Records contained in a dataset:
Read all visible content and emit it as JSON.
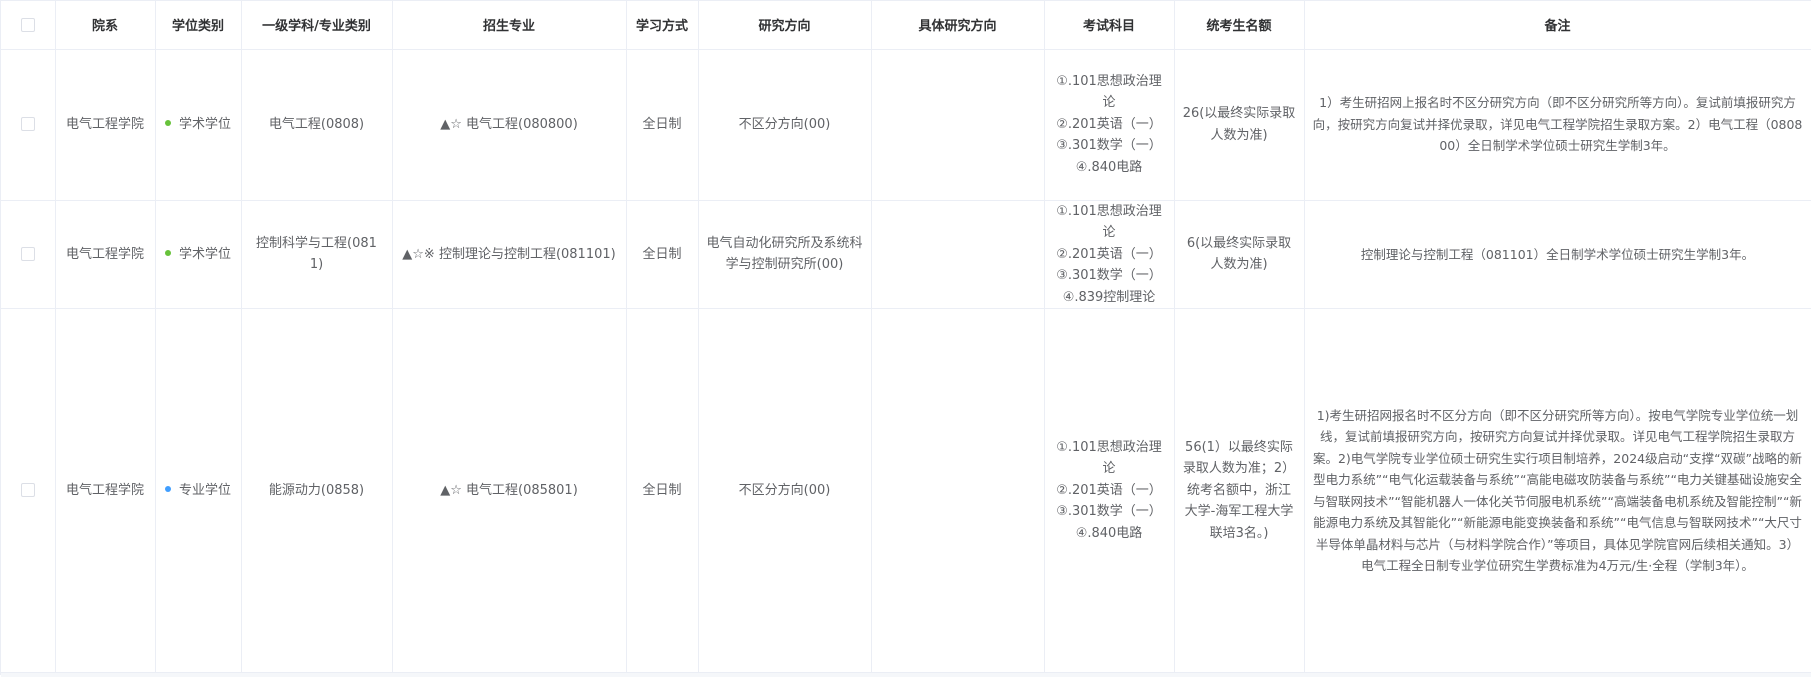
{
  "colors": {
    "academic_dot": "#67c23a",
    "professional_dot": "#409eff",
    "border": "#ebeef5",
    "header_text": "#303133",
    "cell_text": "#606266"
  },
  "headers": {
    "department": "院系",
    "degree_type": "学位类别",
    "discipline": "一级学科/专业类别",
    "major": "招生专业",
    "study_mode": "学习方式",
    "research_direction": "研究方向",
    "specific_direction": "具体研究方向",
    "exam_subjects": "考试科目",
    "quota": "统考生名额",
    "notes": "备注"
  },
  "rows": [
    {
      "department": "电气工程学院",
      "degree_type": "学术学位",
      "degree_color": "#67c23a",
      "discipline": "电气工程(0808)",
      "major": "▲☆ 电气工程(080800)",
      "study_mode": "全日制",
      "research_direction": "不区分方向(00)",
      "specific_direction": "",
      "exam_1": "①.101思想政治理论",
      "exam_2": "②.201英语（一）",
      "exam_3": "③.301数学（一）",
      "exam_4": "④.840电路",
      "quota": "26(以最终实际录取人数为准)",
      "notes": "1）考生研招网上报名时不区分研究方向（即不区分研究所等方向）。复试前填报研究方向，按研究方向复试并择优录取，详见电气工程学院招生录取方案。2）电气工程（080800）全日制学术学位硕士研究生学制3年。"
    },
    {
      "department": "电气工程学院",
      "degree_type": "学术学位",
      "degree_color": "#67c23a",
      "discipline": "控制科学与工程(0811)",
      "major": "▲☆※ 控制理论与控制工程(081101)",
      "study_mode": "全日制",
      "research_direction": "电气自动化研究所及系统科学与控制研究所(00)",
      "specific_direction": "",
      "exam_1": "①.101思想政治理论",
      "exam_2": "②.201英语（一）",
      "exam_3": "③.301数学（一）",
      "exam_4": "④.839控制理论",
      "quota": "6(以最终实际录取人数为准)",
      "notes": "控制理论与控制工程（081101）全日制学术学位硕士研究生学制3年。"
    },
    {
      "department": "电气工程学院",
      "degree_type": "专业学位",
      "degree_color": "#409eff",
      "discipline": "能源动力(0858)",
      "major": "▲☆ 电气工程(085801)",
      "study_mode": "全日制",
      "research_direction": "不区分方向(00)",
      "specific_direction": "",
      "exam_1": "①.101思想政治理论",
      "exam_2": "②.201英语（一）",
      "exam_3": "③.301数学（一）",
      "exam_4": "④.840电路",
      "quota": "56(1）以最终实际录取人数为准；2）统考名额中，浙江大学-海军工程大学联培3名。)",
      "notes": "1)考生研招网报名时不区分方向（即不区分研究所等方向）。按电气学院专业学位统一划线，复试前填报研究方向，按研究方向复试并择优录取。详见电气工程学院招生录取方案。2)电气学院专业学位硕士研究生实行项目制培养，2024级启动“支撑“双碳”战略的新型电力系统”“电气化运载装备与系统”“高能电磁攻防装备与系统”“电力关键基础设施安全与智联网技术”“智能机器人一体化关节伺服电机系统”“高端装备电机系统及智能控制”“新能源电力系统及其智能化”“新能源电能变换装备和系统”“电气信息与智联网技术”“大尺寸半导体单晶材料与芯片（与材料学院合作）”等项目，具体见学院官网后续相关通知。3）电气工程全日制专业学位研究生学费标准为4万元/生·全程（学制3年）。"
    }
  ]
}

==

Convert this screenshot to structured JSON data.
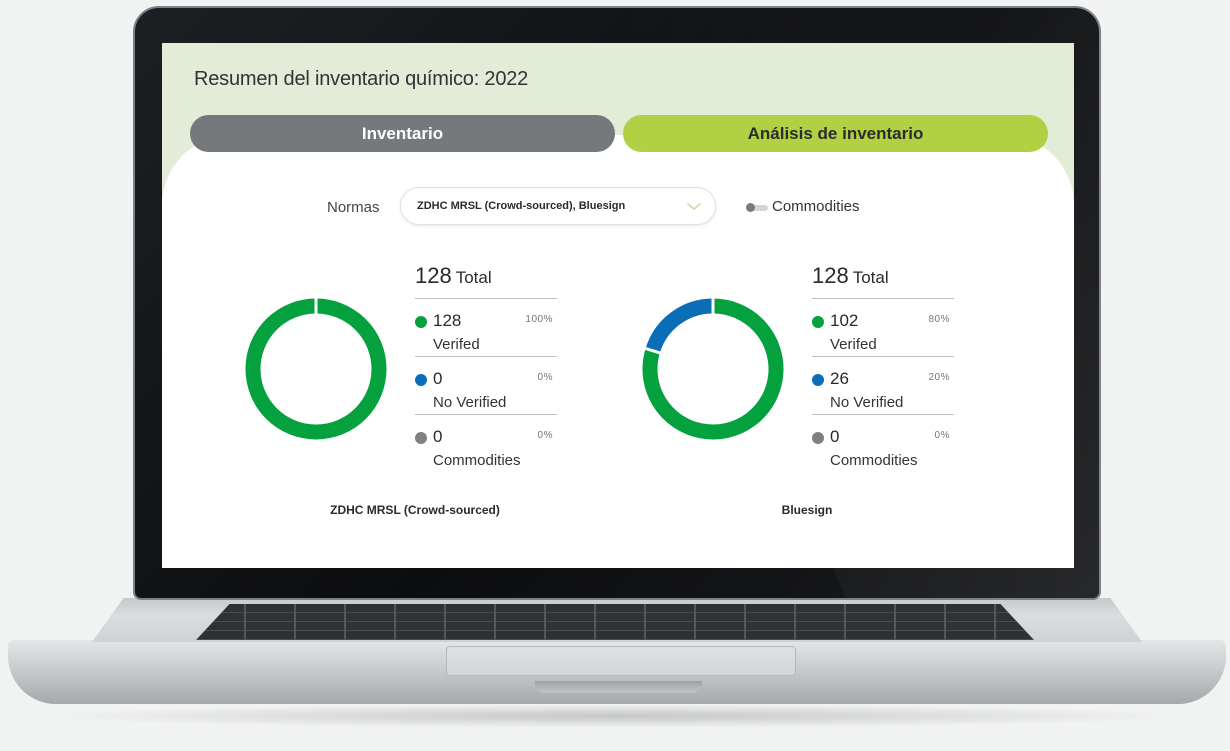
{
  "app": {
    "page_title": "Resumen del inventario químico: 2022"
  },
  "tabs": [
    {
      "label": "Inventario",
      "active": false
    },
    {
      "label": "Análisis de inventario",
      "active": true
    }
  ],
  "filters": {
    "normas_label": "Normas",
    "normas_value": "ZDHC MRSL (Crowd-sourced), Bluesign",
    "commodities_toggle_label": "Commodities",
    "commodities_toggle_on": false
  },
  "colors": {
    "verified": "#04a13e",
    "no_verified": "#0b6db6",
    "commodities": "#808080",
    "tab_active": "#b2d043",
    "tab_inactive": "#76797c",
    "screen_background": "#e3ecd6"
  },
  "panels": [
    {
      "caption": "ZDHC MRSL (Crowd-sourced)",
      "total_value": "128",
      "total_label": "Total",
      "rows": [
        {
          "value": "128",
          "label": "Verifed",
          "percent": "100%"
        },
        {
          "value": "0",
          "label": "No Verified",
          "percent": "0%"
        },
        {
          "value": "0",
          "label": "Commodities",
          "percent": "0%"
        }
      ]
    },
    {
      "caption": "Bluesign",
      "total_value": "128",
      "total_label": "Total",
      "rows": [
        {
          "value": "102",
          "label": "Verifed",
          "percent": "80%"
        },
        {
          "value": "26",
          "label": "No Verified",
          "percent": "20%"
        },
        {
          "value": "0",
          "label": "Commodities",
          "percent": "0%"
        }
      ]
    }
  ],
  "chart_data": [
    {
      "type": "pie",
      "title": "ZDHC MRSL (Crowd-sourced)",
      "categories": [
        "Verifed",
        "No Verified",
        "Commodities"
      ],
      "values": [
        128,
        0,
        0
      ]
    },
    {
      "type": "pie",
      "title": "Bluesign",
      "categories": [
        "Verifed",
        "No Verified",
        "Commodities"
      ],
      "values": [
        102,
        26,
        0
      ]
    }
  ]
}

* * *

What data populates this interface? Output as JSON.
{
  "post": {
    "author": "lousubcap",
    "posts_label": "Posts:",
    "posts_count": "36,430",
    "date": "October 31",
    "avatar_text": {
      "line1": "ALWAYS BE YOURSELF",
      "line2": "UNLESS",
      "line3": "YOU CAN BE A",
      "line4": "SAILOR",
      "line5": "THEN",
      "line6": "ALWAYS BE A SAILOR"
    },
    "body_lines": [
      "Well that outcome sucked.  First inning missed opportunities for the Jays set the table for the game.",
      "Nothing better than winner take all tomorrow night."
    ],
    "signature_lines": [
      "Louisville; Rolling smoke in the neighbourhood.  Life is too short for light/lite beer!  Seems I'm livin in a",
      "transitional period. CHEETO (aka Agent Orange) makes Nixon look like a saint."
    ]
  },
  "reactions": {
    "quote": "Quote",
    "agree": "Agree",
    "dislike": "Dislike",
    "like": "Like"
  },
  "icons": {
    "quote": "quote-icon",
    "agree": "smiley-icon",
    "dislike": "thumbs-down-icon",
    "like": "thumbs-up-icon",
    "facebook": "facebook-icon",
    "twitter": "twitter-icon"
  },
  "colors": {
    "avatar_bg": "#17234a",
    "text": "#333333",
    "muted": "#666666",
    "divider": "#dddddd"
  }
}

Written task: Search the listing for the word "SAILOR" and return each line that holds it.

Right answer:
      "line4": "SAILOR",
      "line6": "ALWAYS BE A SAILOR"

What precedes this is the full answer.